— EXERCISE MATERIAL —

▽

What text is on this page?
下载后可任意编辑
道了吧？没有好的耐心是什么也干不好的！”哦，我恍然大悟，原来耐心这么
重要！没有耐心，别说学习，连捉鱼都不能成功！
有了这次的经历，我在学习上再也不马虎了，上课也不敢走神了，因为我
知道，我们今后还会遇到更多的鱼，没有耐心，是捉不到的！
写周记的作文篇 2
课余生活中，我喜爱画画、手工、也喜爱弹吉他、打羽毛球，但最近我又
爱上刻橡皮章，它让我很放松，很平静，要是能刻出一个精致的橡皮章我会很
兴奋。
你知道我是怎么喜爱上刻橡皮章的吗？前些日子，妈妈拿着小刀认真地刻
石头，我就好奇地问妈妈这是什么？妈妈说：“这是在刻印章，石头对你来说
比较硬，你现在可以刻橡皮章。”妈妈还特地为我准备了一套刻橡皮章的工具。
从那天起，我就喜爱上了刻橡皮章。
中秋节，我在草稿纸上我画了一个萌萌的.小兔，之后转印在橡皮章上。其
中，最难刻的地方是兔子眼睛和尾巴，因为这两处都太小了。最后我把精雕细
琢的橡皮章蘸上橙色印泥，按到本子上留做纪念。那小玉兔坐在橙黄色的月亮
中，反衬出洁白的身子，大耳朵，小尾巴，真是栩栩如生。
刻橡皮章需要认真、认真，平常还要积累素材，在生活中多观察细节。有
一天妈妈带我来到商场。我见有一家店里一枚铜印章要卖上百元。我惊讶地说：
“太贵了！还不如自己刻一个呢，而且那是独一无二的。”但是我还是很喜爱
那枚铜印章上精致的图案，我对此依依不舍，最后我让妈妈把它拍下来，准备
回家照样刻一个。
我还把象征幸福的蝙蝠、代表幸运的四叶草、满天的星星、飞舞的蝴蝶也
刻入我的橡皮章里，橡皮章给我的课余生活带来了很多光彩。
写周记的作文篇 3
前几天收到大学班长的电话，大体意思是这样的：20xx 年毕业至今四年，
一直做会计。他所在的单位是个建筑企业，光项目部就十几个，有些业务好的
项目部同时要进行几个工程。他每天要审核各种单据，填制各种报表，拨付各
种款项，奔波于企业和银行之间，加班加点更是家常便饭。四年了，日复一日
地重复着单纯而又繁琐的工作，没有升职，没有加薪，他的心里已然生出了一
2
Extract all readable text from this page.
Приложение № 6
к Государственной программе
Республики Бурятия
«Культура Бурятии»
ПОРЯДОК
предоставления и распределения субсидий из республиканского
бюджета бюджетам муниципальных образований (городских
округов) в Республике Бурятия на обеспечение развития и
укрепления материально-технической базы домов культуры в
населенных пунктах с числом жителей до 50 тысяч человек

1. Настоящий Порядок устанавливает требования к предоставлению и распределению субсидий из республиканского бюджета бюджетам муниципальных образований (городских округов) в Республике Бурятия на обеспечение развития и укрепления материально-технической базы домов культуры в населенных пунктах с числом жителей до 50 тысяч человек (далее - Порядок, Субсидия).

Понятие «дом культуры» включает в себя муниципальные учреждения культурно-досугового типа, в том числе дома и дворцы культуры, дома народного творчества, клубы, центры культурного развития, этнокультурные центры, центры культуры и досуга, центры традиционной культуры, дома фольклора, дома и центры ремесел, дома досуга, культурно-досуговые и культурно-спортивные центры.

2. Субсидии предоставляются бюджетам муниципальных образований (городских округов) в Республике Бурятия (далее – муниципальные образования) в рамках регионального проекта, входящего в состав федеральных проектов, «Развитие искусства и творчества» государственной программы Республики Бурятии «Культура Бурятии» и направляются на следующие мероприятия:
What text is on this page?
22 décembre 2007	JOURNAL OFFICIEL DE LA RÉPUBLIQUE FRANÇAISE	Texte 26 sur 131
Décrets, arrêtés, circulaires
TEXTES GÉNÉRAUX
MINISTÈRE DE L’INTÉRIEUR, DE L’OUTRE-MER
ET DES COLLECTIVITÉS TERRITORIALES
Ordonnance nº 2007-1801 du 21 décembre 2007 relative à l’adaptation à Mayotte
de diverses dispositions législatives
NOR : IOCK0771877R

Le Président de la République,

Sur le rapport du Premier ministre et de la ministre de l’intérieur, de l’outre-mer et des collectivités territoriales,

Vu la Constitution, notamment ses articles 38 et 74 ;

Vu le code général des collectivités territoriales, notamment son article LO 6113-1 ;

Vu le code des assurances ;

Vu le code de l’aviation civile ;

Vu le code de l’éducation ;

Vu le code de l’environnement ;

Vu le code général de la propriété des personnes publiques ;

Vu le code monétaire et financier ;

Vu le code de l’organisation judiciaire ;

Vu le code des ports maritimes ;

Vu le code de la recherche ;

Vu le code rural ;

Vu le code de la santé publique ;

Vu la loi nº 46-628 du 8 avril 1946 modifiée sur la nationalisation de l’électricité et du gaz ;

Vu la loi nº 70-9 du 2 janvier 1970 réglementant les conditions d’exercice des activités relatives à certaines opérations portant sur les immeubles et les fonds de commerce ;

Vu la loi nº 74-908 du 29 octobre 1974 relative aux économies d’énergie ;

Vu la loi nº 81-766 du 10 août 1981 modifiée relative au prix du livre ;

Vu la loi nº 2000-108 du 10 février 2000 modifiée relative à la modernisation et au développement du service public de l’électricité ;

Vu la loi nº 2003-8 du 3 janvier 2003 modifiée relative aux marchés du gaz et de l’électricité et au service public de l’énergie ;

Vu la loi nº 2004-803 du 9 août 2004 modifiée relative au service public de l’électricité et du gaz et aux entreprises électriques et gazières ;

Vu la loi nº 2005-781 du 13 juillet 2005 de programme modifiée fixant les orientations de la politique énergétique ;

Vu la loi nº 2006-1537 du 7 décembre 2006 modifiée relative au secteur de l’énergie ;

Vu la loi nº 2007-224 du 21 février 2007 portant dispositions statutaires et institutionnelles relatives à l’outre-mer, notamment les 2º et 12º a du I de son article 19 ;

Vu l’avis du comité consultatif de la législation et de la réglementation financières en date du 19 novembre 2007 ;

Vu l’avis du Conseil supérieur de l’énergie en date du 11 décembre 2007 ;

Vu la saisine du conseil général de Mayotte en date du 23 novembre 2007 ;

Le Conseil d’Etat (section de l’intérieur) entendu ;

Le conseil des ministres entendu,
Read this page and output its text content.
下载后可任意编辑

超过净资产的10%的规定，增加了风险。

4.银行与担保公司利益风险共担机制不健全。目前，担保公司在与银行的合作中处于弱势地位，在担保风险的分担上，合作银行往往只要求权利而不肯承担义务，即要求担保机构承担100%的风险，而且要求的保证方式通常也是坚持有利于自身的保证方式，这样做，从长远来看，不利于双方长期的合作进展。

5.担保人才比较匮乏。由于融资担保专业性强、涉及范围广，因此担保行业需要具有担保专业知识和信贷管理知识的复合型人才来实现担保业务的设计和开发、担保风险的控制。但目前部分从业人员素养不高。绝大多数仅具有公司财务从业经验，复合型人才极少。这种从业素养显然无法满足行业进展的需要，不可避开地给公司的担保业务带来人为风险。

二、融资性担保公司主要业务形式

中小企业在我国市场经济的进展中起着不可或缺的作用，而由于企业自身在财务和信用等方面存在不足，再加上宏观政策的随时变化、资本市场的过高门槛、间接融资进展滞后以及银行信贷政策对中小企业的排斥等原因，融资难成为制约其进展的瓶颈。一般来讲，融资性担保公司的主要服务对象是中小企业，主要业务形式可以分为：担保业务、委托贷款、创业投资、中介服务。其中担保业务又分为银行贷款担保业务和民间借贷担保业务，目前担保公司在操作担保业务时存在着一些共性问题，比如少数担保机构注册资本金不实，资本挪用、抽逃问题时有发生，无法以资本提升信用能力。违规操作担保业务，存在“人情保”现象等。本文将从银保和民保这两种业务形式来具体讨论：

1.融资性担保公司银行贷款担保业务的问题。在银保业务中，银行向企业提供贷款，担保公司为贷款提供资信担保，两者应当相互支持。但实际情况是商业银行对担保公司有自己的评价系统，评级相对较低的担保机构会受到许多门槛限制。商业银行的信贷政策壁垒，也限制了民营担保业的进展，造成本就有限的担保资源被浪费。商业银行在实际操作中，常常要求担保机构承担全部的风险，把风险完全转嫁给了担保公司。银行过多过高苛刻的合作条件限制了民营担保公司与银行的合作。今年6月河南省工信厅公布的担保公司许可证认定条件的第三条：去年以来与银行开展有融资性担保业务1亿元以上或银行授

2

△

— WHAT THIS TASK INVOLVES —
Find the word "没有耐心" in the entries above and gather every line that holds it.

— CORRECT OUTPUT —
重要！没有耐心，别说学习，连捉鱼都不能成功！
知道，我们今后还会遇到更多的鱼，没有耐心，是捉不到的！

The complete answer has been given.